*Exercise prompt*
Every line that holds "Valanginian" should be shown.

*Material shown*
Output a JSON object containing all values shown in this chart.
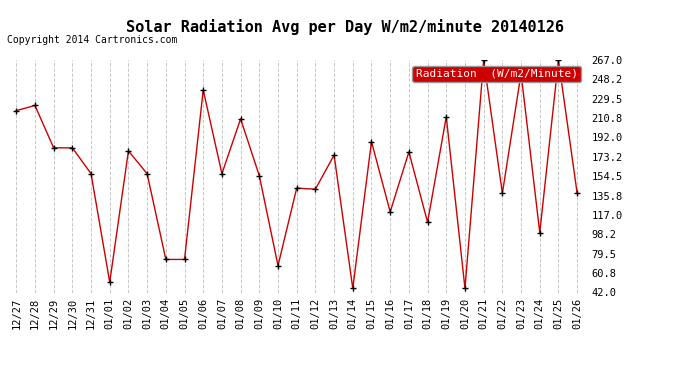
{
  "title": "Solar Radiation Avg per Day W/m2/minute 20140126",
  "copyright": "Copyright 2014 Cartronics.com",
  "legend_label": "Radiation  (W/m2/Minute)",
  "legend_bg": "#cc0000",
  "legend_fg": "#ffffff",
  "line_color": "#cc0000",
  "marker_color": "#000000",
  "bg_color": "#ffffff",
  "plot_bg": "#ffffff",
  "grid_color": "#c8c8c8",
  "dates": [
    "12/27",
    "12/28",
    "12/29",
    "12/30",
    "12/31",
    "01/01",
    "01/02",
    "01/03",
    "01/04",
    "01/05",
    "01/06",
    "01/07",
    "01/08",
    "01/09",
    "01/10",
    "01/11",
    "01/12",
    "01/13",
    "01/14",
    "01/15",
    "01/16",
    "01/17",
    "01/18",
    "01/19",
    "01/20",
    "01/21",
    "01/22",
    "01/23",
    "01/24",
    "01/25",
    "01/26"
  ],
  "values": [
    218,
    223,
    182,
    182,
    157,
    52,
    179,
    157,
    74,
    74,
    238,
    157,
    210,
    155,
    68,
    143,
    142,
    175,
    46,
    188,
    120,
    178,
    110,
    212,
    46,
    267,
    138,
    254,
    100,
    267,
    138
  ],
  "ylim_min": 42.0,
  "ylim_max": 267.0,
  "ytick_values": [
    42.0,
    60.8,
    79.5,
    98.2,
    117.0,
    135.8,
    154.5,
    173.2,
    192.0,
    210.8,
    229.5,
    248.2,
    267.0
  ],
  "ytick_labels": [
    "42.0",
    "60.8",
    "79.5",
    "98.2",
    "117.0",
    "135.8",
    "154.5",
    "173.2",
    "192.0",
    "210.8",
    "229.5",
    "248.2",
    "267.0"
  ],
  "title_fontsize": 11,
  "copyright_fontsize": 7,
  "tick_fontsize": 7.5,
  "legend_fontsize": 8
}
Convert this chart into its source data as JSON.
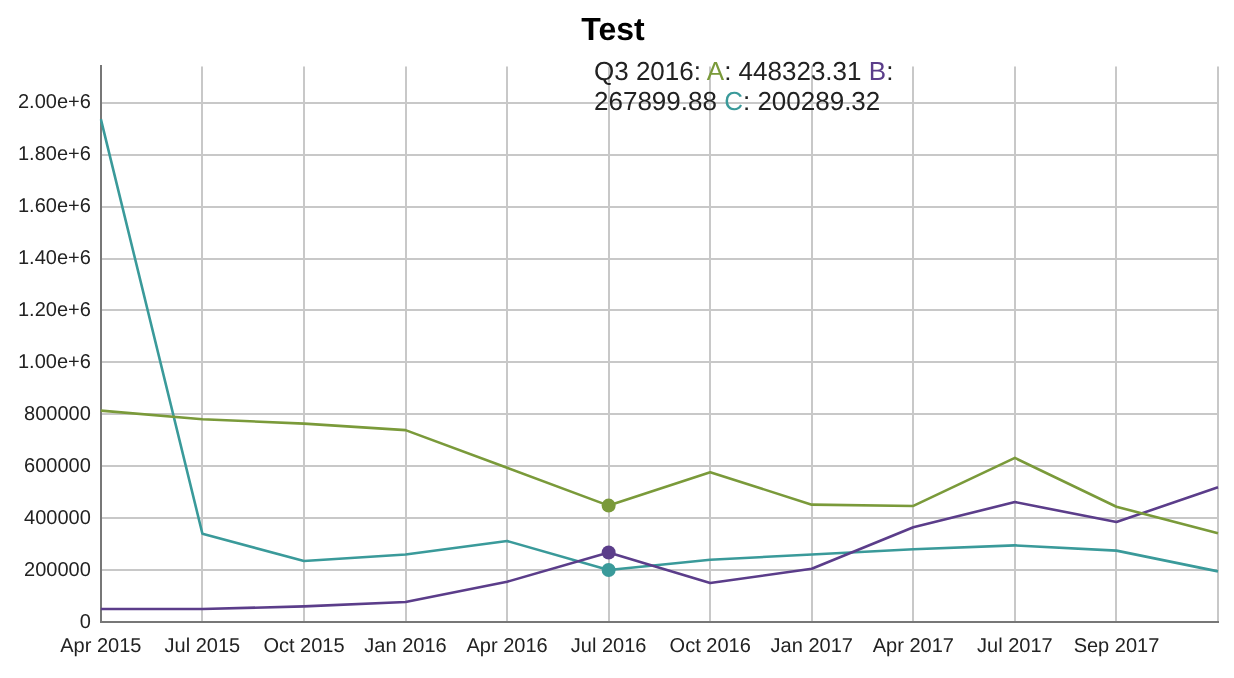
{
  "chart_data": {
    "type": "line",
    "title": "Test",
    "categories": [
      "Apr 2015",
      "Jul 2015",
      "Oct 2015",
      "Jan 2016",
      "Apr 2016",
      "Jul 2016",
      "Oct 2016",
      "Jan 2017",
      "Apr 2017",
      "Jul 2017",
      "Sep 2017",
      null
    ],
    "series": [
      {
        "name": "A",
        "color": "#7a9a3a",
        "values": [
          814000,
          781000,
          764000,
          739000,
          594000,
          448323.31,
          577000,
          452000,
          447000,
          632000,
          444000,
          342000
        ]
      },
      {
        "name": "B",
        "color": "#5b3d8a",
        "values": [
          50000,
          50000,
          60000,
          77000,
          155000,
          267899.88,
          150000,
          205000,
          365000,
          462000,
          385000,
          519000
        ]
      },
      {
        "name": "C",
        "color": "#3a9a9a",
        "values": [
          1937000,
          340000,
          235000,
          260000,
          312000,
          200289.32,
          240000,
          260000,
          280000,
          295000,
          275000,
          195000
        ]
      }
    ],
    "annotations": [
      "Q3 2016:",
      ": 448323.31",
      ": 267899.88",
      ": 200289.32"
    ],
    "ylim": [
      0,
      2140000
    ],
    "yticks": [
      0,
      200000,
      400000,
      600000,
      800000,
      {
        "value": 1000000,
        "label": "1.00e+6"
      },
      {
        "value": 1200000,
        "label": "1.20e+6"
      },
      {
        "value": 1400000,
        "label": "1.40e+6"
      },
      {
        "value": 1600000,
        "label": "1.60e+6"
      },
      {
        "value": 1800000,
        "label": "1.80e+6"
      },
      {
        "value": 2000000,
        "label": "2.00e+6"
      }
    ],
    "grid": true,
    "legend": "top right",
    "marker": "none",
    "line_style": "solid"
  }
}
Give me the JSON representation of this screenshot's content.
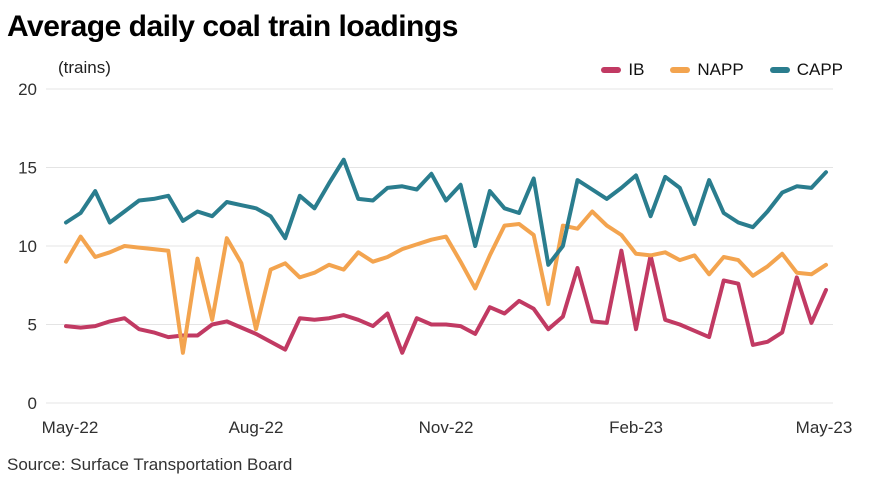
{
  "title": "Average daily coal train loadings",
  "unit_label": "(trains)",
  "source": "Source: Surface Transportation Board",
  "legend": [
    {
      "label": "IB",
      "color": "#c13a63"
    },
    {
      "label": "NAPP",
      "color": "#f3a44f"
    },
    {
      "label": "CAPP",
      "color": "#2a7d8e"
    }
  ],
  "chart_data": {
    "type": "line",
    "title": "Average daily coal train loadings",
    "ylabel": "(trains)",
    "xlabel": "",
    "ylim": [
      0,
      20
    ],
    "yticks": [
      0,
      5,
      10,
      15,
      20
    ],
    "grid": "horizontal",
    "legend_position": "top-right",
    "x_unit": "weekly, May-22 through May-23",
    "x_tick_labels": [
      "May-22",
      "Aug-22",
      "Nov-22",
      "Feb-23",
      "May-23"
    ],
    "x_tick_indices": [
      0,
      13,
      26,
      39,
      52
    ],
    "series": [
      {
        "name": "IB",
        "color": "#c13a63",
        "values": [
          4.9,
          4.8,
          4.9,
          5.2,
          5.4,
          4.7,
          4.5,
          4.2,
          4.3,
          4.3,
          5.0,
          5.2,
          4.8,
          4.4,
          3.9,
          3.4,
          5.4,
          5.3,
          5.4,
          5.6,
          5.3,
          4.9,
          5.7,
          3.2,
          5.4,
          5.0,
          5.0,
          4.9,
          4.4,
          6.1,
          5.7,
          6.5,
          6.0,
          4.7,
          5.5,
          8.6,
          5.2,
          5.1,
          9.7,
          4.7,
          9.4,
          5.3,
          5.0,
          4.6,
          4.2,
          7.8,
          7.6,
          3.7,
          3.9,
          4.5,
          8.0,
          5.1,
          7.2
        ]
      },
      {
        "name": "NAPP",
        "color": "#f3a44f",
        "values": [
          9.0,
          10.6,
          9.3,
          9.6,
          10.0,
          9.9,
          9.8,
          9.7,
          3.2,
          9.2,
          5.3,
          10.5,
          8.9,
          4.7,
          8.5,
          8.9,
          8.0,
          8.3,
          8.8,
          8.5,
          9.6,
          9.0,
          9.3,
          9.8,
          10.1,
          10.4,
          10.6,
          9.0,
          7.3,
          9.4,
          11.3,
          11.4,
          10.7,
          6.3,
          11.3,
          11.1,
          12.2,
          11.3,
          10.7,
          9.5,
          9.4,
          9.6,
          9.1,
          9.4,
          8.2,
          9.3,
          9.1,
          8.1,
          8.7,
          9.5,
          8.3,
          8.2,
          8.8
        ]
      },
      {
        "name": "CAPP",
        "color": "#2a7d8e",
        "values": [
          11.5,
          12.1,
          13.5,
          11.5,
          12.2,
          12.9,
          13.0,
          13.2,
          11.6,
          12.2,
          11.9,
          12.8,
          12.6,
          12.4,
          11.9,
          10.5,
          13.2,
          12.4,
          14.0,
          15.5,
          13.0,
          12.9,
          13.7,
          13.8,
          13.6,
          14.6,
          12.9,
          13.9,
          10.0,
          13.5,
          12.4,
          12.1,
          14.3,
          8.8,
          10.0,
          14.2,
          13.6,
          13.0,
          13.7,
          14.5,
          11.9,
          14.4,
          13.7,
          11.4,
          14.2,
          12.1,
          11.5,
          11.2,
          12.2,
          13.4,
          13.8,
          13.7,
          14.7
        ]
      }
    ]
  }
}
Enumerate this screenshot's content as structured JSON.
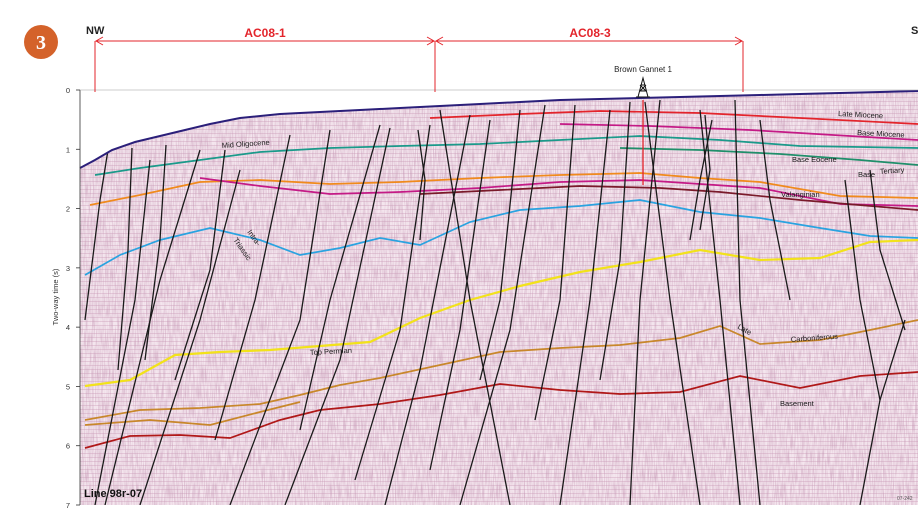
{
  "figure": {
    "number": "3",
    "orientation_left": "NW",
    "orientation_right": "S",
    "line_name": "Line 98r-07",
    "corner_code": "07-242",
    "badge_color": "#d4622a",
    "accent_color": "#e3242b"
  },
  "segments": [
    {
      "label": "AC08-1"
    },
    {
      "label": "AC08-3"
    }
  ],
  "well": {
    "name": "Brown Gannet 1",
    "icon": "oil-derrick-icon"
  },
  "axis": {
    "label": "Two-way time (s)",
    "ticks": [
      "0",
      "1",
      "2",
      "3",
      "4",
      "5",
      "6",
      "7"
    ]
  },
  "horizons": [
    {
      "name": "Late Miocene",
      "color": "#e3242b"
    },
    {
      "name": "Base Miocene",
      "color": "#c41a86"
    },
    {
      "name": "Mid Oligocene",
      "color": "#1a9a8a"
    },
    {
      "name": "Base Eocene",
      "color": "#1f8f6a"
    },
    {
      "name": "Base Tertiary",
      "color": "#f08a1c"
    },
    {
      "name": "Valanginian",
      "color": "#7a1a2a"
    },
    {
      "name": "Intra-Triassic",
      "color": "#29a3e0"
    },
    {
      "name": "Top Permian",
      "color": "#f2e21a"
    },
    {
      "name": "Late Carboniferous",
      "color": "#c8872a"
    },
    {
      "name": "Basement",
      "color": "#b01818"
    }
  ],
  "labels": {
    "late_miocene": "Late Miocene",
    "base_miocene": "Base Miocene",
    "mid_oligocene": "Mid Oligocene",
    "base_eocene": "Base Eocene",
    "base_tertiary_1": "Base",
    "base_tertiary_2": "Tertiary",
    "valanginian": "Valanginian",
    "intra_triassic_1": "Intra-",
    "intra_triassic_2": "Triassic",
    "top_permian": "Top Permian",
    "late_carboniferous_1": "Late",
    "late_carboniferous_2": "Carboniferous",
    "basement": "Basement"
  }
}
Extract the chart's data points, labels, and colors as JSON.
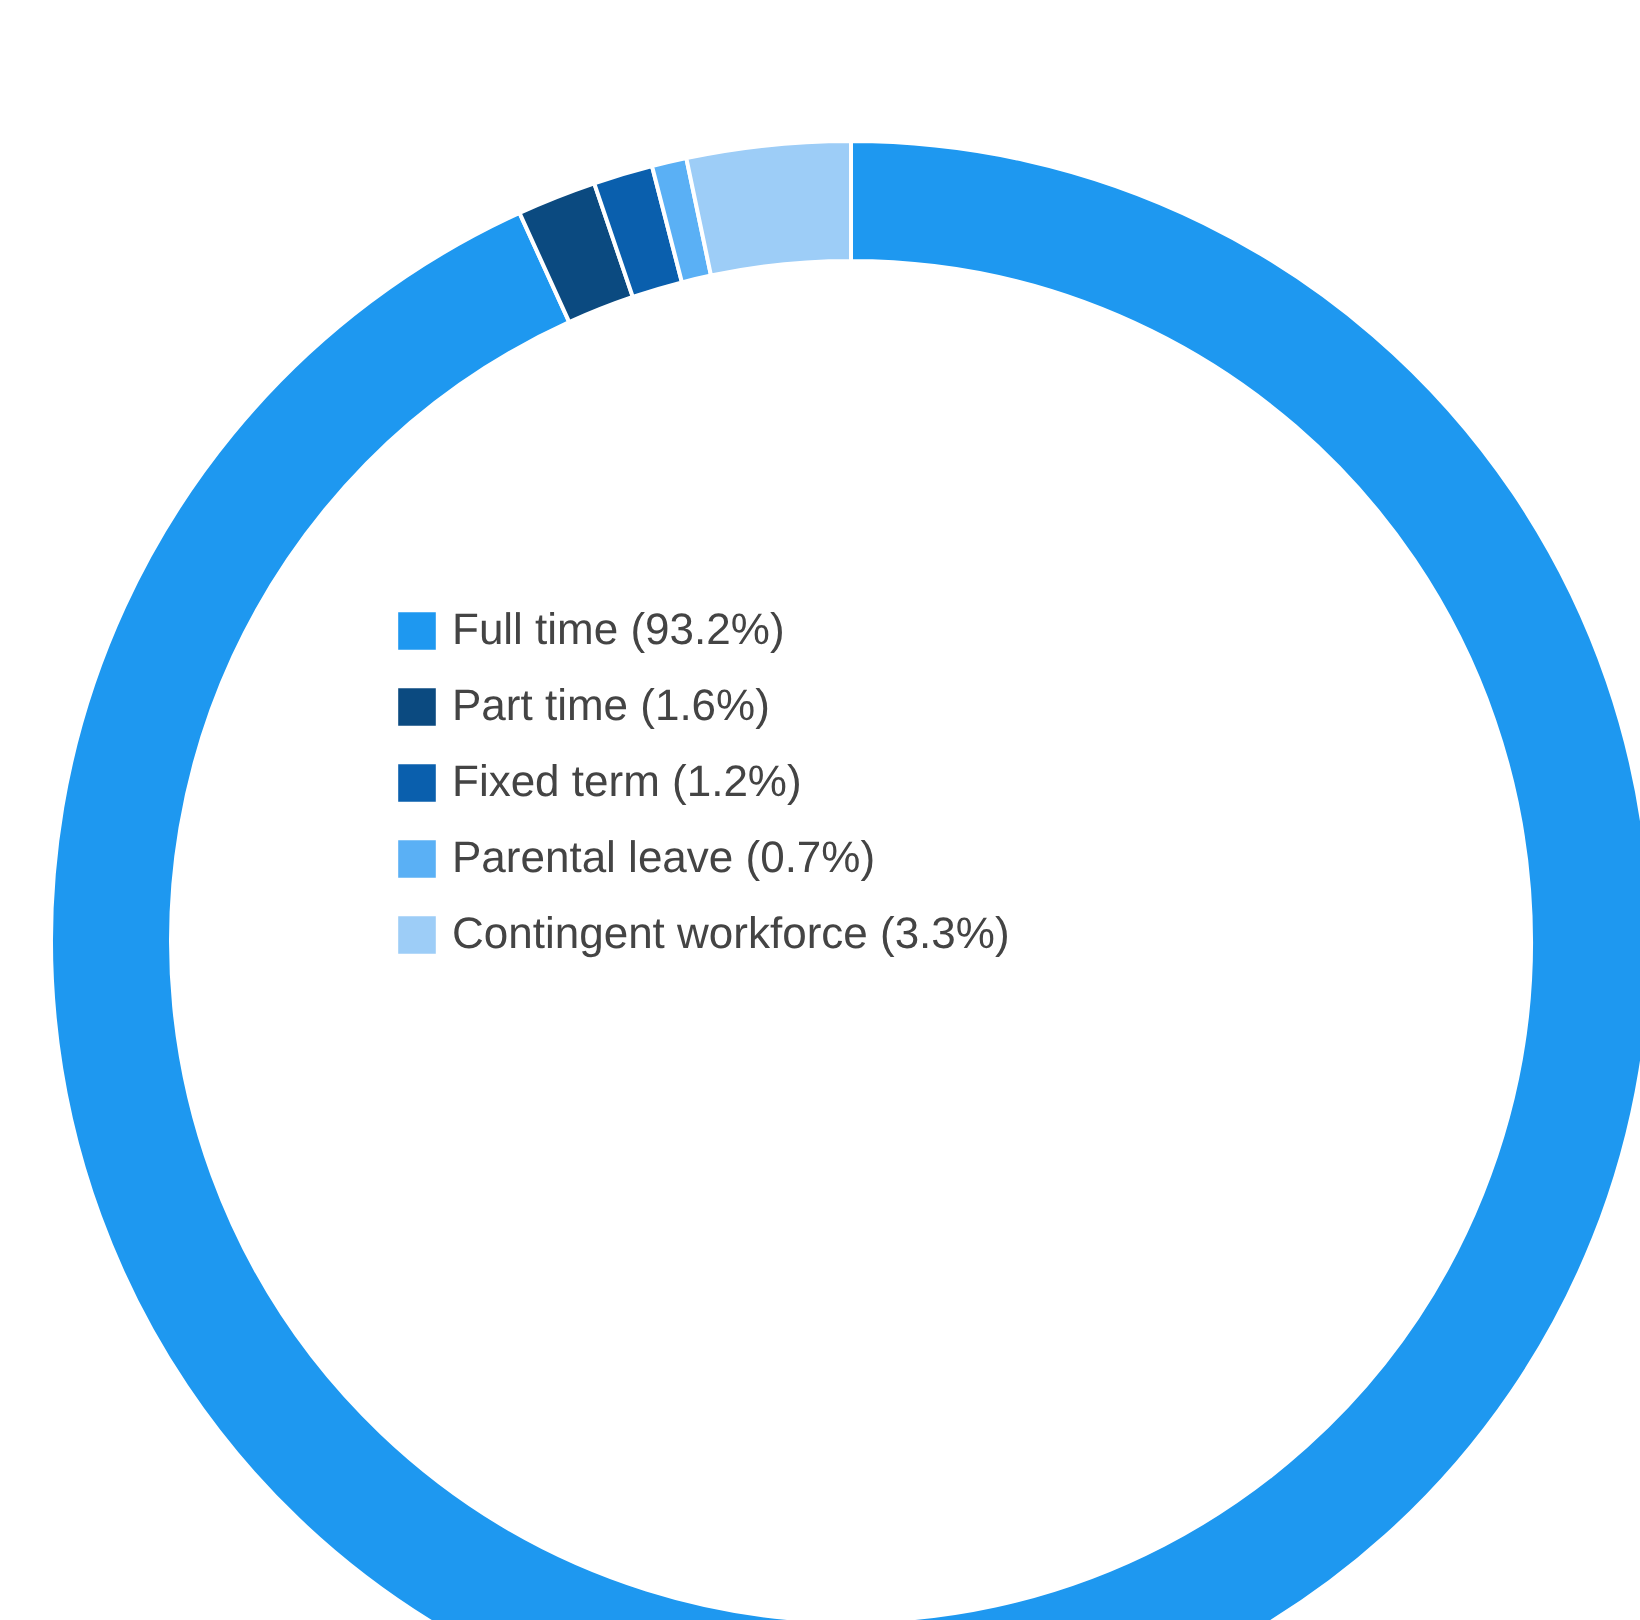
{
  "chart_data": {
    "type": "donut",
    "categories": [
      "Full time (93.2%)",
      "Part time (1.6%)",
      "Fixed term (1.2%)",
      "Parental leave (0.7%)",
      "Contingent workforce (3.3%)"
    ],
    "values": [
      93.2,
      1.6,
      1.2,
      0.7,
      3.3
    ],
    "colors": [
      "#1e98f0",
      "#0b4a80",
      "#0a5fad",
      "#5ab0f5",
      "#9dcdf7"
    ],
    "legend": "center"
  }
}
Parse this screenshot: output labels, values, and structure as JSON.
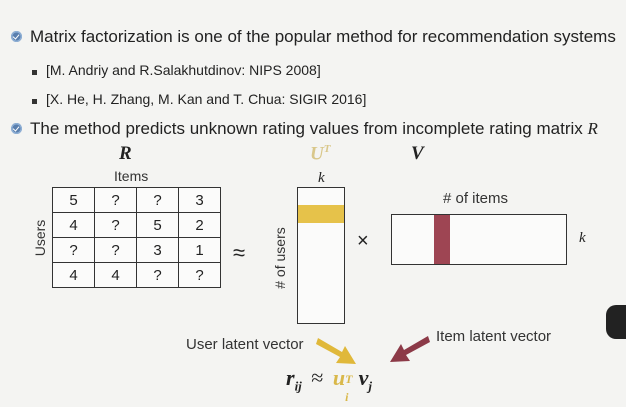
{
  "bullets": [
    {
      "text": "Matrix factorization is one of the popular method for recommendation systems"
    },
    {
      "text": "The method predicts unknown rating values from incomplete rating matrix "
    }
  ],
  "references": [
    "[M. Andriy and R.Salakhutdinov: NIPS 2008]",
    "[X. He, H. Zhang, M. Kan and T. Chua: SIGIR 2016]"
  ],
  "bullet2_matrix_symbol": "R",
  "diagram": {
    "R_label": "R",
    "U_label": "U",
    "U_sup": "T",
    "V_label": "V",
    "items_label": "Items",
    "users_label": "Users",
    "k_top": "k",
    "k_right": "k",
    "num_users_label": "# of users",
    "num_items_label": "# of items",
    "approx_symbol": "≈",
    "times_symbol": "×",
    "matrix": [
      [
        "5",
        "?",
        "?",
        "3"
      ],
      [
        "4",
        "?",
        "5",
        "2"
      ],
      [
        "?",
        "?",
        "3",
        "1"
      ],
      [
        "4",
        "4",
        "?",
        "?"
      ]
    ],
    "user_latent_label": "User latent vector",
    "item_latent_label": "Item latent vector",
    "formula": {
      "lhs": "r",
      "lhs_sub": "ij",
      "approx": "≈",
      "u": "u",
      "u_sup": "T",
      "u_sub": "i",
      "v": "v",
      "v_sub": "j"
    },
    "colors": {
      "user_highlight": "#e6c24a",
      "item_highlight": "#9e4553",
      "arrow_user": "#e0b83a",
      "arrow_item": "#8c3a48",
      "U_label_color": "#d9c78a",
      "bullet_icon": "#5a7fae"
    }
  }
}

*Written solution*
      "name": "Valanginian",
    "valanginian": "Valanginian",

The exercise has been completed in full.